Brief -> Every line below that contains "color" is to be copied.

Given data ->

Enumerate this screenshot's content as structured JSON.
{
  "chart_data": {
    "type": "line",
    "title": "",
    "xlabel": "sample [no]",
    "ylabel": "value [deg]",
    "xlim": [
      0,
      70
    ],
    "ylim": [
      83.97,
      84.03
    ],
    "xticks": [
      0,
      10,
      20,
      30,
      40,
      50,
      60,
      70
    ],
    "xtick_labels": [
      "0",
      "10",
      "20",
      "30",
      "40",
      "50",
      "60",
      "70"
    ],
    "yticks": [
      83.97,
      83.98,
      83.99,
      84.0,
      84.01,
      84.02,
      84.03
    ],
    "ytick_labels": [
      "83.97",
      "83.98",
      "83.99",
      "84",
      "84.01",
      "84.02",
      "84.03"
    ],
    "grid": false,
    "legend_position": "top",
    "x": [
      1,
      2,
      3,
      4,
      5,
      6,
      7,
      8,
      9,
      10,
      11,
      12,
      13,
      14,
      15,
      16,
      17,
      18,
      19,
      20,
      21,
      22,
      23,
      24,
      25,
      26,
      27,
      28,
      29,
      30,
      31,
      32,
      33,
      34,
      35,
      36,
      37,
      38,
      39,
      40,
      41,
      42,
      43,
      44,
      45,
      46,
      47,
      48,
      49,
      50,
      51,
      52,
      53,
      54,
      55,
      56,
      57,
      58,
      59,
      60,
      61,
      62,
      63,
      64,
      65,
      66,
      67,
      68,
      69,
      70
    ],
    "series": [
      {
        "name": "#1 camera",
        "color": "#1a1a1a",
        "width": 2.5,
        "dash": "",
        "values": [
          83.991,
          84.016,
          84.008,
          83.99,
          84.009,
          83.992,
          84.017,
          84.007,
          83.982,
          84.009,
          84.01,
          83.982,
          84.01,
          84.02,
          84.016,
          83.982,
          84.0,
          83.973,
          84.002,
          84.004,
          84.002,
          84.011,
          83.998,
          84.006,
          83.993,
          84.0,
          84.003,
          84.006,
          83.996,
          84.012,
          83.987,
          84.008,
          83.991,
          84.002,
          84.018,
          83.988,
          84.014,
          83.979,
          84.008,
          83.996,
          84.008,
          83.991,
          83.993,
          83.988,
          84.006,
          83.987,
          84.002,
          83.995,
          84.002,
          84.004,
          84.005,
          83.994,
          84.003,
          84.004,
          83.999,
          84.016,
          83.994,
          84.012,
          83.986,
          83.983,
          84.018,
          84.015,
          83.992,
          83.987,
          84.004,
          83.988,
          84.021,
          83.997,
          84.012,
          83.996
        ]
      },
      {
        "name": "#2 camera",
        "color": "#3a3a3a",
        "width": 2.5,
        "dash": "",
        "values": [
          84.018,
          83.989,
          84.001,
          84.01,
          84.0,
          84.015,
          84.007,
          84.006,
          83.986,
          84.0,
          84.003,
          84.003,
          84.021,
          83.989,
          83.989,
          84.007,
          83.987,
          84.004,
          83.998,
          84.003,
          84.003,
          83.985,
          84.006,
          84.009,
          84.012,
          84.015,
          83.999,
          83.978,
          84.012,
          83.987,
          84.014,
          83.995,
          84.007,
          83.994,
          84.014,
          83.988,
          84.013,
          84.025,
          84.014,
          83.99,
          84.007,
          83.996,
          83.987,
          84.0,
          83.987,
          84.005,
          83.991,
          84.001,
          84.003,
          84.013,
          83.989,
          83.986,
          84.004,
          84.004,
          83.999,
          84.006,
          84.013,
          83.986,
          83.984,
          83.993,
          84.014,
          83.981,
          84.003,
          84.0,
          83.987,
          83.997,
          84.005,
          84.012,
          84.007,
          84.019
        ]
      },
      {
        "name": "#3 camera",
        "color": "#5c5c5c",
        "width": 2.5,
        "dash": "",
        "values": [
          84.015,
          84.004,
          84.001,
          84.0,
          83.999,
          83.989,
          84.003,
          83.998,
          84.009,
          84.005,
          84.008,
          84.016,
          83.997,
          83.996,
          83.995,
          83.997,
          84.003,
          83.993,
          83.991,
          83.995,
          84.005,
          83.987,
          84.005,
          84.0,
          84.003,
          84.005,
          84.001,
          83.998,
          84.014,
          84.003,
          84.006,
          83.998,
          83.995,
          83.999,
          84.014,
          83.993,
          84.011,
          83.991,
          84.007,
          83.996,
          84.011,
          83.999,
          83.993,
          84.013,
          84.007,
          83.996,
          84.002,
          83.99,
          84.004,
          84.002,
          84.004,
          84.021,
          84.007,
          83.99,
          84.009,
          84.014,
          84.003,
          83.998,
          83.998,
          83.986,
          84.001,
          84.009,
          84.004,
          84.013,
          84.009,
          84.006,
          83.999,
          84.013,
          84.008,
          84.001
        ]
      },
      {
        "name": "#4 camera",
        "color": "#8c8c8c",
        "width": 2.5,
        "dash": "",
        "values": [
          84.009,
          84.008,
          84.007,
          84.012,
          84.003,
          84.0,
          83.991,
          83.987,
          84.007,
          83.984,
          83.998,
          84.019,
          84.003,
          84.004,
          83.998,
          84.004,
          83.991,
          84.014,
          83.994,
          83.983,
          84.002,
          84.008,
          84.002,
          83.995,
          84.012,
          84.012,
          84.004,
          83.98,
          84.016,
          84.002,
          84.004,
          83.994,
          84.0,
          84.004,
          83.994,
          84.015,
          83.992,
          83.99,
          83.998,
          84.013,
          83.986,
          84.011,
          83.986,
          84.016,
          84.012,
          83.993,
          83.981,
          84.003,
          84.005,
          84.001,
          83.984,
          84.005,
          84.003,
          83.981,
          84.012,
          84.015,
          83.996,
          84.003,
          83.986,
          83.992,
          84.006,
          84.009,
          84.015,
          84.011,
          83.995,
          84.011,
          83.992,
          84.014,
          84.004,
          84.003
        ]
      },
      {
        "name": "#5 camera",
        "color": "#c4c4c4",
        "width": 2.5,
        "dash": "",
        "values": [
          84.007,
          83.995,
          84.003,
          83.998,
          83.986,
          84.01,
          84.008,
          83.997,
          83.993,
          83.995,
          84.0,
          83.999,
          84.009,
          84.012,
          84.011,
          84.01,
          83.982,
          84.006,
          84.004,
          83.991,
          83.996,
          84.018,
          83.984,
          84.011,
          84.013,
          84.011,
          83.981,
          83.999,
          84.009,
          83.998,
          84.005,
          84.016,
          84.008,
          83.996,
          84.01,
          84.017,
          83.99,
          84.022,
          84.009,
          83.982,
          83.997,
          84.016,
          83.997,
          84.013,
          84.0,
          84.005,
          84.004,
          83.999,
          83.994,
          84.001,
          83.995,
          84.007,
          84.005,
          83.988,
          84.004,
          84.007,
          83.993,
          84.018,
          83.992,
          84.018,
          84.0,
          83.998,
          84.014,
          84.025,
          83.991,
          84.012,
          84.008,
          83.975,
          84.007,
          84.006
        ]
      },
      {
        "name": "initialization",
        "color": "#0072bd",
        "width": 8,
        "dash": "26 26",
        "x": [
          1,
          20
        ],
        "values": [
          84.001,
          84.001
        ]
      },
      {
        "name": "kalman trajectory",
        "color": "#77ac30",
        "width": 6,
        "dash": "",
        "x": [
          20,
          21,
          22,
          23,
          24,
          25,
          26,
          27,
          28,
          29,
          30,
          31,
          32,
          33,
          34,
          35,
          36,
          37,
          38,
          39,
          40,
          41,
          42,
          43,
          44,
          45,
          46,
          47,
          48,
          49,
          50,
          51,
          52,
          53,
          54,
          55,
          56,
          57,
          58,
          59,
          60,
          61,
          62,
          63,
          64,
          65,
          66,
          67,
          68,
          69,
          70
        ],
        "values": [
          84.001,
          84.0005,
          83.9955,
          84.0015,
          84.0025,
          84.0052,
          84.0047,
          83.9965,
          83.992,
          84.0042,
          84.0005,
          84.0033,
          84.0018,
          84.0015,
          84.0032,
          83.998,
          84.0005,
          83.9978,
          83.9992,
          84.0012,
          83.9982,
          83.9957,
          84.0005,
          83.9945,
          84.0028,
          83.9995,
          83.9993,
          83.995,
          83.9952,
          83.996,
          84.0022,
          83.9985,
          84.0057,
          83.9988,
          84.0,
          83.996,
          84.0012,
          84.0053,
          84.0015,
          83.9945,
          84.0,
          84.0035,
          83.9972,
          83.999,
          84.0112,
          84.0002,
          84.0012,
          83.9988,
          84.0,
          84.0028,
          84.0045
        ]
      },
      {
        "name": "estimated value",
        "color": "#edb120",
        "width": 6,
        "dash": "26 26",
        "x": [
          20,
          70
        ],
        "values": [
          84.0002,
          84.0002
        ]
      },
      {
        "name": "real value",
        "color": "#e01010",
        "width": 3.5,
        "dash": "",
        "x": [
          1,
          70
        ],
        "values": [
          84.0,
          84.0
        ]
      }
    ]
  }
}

Reply ->
        "color": "#1a1a1a",
        "color": "#3a3a3a",
        "color": "#5c5c5c",
        "color": "#8c8c8c",
        "color": "#c4c4c4",
        "color": "#0072bd",
        "color": "#77ac30",
        "color": "#edb120",
        "color": "#e01010",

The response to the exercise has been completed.